# [Directive]
Output every entry exactly as given.

# [Records from a collection of figures]
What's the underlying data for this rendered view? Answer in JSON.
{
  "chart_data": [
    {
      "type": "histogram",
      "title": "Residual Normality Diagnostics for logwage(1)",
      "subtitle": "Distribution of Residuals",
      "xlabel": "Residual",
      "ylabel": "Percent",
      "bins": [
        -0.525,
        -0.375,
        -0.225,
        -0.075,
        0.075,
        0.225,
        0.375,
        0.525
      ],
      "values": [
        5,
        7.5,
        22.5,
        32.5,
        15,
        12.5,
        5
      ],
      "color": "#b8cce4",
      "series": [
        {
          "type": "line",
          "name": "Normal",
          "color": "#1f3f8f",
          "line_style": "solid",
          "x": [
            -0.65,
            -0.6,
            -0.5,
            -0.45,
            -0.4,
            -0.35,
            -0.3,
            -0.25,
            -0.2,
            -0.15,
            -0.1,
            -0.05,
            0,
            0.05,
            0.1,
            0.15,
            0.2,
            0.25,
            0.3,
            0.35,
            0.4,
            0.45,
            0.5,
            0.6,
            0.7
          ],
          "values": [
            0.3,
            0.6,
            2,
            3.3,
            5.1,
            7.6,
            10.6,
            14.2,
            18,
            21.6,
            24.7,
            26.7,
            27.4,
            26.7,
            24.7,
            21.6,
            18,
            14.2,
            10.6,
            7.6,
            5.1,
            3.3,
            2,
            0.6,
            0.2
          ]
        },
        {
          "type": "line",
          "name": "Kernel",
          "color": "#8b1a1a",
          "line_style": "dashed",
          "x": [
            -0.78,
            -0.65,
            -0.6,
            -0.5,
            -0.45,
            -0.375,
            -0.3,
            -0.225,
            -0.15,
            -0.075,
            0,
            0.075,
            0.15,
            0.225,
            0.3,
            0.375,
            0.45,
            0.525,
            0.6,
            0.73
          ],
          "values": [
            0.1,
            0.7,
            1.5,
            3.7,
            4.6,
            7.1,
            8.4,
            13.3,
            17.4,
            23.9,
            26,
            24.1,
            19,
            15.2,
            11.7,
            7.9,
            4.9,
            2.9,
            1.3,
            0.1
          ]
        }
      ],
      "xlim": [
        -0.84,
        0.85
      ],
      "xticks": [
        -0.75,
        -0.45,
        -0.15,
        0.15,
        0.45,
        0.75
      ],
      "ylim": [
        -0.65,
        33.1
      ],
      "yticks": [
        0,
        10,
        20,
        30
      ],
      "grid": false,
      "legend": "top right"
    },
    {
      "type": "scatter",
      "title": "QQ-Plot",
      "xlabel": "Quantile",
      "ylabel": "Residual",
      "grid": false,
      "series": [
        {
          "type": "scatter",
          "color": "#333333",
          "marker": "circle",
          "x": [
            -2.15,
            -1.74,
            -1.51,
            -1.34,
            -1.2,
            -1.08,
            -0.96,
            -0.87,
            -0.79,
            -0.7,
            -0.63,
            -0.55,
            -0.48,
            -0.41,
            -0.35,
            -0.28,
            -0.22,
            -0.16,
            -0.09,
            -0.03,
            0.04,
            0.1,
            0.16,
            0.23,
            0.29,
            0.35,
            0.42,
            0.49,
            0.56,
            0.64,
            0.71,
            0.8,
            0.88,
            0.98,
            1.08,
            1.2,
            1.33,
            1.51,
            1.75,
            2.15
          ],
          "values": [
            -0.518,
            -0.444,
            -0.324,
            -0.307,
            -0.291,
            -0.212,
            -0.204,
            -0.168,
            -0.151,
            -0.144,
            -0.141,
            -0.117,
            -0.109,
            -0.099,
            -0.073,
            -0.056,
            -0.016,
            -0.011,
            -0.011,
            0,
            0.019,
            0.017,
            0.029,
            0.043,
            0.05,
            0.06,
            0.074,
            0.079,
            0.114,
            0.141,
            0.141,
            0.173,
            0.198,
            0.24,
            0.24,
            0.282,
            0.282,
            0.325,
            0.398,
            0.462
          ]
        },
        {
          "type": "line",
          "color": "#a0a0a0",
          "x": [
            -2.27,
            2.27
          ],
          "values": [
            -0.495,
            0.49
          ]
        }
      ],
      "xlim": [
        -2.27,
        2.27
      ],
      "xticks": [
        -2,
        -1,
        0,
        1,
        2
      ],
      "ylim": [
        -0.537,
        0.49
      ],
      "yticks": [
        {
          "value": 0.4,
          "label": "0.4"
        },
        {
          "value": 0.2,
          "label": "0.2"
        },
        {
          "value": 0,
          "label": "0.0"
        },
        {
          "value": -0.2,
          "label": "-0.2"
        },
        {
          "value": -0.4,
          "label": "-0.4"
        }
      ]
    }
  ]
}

# [Answer to this problem]
What's the underlying data for this rendered view? Answer in JSON.
{
  "chart_data": [
    {
      "type": "histogram",
      "title": "Residual Normality Diagnostics for logwage(1)",
      "subtitle": "Distribution of Residuals",
      "xlabel": "Residual",
      "ylabel": "Percent",
      "bins": [
        -0.525,
        -0.375,
        -0.225,
        -0.075,
        0.075,
        0.225,
        0.375,
        0.525
      ],
      "values": [
        5,
        7.5,
        22.5,
        32.5,
        15,
        12.5,
        5
      ],
      "color": "#b8cce4",
      "series": [
        {
          "type": "line",
          "name": "Normal",
          "color": "#1f3f8f",
          "line_style": "solid",
          "x": [
            -0.65,
            -0.6,
            -0.5,
            -0.45,
            -0.4,
            -0.35,
            -0.3,
            -0.25,
            -0.2,
            -0.15,
            -0.1,
            -0.05,
            0,
            0.05,
            0.1,
            0.15,
            0.2,
            0.25,
            0.3,
            0.35,
            0.4,
            0.45,
            0.5,
            0.6,
            0.7
          ],
          "values": [
            0.3,
            0.6,
            2,
            3.3,
            5.1,
            7.6,
            10.6,
            14.2,
            18,
            21.6,
            24.7,
            26.7,
            27.4,
            26.7,
            24.7,
            21.6,
            18,
            14.2,
            10.6,
            7.6,
            5.1,
            3.3,
            2,
            0.6,
            0.2
          ]
        },
        {
          "type": "line",
          "name": "Kernel",
          "color": "#8b1a1a",
          "line_style": "dashed",
          "x": [
            -0.78,
            -0.65,
            -0.6,
            -0.5,
            -0.45,
            -0.375,
            -0.3,
            -0.225,
            -0.15,
            -0.075,
            0,
            0.075,
            0.15,
            0.225,
            0.3,
            0.375,
            0.45,
            0.525,
            0.6,
            0.73
          ],
          "values": [
            0.1,
            0.7,
            1.5,
            3.7,
            4.6,
            7.1,
            8.4,
            13.3,
            17.4,
            23.9,
            26,
            24.1,
            19,
            15.2,
            11.7,
            7.9,
            4.9,
            2.9,
            1.3,
            0.1
          ]
        }
      ],
      "xlim": [
        -0.84,
        0.85
      ],
      "xticks": [
        -0.75,
        -0.45,
        -0.15,
        0.15,
        0.45,
        0.75
      ],
      "ylim": [
        -0.65,
        33.1
      ],
      "yticks": [
        0,
        10,
        20,
        30
      ],
      "grid": false,
      "legend": "top right"
    },
    {
      "type": "scatter",
      "title": "QQ-Plot",
      "xlabel": "Quantile",
      "ylabel": "Residual",
      "grid": false,
      "series": [
        {
          "type": "scatter",
          "color": "#333333",
          "marker": "circle",
          "x": [
            -2.15,
            -1.74,
            -1.51,
            -1.34,
            -1.2,
            -1.08,
            -0.96,
            -0.87,
            -0.79,
            -0.7,
            -0.63,
            -0.55,
            -0.48,
            -0.41,
            -0.35,
            -0.28,
            -0.22,
            -0.16,
            -0.09,
            -0.03,
            0.04,
            0.1,
            0.16,
            0.23,
            0.29,
            0.35,
            0.42,
            0.49,
            0.56,
            0.64,
            0.71,
            0.8,
            0.88,
            0.98,
            1.08,
            1.2,
            1.33,
            1.51,
            1.75,
            2.15
          ],
          "values": [
            -0.518,
            -0.444,
            -0.324,
            -0.307,
            -0.291,
            -0.212,
            -0.204,
            -0.168,
            -0.151,
            -0.144,
            -0.141,
            -0.117,
            -0.109,
            -0.099,
            -0.073,
            -0.056,
            -0.016,
            -0.011,
            -0.011,
            0,
            0.019,
            0.017,
            0.029,
            0.043,
            0.05,
            0.06,
            0.074,
            0.079,
            0.114,
            0.141,
            0.141,
            0.173,
            0.198,
            0.24,
            0.24,
            0.282,
            0.282,
            0.325,
            0.398,
            0.462
          ]
        },
        {
          "type": "line",
          "color": "#a0a0a0",
          "x": [
            -2.27,
            2.27
          ],
          "values": [
            -0.495,
            0.49
          ]
        }
      ],
      "xlim": [
        -2.27,
        2.27
      ],
      "xticks": [
        -2,
        -1,
        0,
        1,
        2
      ],
      "ylim": [
        -0.537,
        0.49
      ],
      "yticks": [
        {
          "value": 0.4,
          "label": "0.4"
        },
        {
          "value": 0.2,
          "label": "0.2"
        },
        {
          "value": 0,
          "label": "0.0"
        },
        {
          "value": -0.2,
          "label": "-0.2"
        },
        {
          "value": -0.4,
          "label": "-0.4"
        }
      ]
    }
  ]
}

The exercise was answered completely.